Identify all lines in the listing that include the word "value", and copy them out.

┄┄┄┄┄┄

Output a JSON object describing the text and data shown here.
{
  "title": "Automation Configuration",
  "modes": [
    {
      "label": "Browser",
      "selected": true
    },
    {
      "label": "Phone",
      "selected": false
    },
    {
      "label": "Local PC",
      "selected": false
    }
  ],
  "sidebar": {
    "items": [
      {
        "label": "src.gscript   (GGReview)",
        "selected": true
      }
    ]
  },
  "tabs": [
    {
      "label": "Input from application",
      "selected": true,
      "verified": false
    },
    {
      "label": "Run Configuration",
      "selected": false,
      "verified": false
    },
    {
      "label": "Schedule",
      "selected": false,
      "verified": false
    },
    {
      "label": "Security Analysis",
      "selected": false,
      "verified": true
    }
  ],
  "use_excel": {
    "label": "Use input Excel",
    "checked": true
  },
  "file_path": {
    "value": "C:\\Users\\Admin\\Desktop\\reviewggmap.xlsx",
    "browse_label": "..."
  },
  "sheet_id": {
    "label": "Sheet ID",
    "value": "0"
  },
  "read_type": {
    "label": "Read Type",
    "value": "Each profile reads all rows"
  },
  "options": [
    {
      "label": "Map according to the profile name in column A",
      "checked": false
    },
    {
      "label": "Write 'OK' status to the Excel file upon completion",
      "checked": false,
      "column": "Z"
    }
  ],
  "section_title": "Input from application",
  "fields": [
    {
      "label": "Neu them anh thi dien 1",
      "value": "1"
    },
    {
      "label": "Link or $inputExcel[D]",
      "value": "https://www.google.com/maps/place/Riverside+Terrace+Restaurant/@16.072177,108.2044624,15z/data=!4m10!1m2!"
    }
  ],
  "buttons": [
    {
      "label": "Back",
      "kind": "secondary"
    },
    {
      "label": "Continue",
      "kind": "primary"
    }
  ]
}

┄┄┄┄┄┄

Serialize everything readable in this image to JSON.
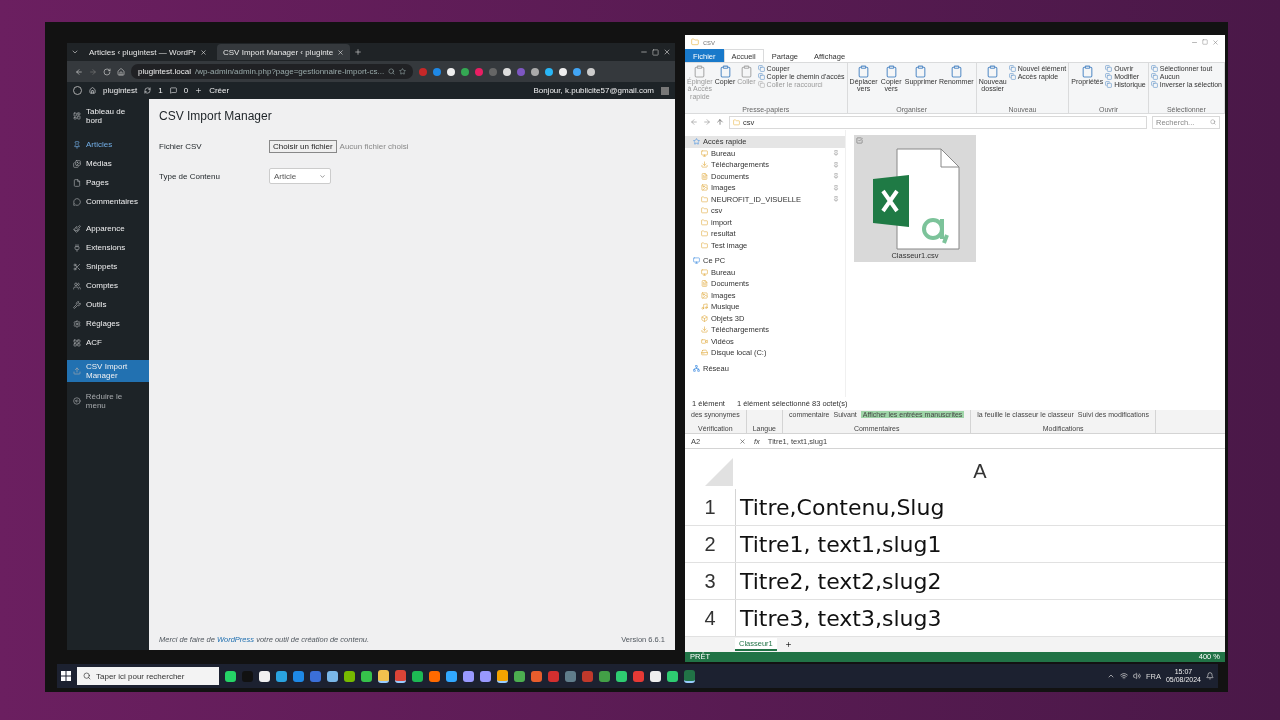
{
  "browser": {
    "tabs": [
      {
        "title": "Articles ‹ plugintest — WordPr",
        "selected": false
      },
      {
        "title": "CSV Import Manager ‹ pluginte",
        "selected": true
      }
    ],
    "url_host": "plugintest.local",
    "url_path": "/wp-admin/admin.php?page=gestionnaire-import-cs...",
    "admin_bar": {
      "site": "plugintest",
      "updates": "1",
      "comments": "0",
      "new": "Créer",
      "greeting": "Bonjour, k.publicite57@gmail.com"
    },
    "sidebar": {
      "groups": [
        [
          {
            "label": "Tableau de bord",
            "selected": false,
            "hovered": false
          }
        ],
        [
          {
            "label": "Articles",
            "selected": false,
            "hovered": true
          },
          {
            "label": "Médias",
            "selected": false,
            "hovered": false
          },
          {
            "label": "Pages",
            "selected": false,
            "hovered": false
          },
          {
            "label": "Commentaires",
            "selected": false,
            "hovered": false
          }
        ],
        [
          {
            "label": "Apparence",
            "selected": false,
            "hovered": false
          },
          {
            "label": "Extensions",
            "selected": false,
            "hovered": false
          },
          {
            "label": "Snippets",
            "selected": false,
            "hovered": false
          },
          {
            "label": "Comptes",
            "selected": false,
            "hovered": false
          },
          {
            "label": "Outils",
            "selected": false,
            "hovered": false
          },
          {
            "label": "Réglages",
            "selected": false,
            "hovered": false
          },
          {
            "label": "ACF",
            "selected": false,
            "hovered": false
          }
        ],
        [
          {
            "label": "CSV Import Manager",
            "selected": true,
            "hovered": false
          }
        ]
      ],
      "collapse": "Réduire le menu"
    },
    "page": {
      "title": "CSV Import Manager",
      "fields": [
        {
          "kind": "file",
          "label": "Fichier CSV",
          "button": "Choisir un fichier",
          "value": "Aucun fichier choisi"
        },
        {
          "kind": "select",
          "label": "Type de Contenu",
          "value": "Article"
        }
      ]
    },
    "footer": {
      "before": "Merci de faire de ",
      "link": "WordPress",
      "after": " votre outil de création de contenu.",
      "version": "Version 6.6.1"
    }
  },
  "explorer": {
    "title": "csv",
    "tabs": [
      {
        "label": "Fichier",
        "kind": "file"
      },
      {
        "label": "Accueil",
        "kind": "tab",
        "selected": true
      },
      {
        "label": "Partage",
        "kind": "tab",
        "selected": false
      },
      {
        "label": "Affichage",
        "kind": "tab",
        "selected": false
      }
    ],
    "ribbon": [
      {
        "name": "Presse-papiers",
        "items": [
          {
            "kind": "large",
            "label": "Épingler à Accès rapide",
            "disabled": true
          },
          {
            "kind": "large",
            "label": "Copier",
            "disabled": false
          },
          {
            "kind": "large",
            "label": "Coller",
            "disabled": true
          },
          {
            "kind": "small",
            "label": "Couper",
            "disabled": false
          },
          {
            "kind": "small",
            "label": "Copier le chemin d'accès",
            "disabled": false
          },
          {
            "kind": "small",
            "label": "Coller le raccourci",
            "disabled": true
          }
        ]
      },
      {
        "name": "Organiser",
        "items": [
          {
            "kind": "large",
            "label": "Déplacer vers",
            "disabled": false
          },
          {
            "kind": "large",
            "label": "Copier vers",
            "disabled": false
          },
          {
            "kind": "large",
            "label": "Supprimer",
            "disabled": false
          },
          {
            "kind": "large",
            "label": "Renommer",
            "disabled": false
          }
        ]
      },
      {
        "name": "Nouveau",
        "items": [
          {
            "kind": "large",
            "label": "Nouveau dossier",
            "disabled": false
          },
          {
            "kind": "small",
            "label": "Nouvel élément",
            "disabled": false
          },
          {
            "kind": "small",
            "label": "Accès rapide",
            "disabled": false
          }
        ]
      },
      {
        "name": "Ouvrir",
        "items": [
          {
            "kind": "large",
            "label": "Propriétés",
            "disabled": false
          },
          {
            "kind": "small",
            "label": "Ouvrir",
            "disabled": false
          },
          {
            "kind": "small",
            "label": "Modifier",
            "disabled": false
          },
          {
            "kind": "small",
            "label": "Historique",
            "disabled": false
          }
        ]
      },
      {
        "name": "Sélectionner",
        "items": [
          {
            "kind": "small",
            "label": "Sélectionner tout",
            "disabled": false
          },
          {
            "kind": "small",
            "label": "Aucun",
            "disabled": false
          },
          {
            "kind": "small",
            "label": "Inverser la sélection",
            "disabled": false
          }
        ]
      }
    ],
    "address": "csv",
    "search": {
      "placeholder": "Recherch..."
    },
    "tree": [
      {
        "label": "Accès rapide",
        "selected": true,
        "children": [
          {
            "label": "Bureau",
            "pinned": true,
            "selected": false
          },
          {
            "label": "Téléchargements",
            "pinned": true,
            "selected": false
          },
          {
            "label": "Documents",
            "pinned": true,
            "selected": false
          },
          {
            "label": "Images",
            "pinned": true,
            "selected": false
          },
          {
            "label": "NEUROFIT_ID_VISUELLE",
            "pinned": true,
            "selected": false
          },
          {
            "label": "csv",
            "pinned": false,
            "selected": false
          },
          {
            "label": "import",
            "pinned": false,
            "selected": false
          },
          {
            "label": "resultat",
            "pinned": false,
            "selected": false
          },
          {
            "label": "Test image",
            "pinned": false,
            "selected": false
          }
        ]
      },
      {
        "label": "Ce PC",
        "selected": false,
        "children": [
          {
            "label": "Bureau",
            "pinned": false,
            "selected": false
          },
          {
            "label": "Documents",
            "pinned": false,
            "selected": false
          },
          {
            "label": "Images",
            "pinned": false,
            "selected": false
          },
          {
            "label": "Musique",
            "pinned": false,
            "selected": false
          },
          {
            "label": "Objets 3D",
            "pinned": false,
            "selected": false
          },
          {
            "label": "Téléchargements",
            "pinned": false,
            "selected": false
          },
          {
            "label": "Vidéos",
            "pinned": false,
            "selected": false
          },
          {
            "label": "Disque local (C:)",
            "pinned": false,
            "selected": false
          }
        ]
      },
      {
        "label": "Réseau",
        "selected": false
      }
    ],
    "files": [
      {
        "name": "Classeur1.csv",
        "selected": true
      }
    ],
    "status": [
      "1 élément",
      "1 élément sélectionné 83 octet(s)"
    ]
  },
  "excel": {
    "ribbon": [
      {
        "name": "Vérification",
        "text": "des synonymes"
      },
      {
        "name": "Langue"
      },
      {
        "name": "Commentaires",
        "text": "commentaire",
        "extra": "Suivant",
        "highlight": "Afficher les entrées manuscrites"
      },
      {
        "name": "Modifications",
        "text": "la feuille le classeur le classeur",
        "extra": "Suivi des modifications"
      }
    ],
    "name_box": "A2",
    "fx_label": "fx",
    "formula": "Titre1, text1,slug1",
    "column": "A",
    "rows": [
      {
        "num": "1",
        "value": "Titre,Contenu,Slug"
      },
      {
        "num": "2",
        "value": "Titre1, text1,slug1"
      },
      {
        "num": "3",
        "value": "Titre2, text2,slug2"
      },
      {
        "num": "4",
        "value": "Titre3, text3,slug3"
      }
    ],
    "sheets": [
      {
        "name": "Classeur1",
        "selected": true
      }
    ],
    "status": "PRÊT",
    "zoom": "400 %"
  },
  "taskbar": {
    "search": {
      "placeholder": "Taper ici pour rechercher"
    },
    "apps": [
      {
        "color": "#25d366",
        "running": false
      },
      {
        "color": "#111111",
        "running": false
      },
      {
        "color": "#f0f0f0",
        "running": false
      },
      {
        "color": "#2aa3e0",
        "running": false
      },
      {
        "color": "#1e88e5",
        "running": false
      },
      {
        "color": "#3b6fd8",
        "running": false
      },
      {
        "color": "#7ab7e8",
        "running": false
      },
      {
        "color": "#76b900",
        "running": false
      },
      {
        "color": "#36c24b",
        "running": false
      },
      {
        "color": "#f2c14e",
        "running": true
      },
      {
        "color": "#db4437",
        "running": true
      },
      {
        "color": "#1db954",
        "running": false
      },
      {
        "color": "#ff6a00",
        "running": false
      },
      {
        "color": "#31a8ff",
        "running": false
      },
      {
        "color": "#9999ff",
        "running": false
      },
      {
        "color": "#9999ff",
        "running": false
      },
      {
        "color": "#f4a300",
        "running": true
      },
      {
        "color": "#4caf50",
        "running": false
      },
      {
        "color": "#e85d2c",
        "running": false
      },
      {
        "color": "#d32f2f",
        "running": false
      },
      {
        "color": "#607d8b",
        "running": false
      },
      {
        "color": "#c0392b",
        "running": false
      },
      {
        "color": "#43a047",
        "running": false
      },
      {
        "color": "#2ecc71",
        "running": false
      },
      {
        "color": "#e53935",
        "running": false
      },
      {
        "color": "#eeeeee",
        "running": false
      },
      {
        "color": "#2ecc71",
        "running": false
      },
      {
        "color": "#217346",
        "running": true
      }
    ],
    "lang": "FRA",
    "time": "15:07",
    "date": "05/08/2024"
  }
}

┄┄┄┄┄┄

■ SOLUTION TO THIS PROBLEM ■
    "value": "C:\\Users\\Admin\\Desktop\\reviewggmap.xlsx",
    "value": "0"
    "value": "Each profile reads all rows"
      "value": "1"
      "value": "https://www.google.com/maps/place/Riverside+Terrace+Restaurant/@16.072177,108.2044624,15z/data=!4m10!1m2!"
          "value": "Aucun fichier choisi"
          "value": "Article"
        "value": "Titre,Contenu,Slug"
        "value": "Titre1, text1,slug1"
        "value": "Titre2, text2,slug2"
        "value": "Titre3, text3,slug3"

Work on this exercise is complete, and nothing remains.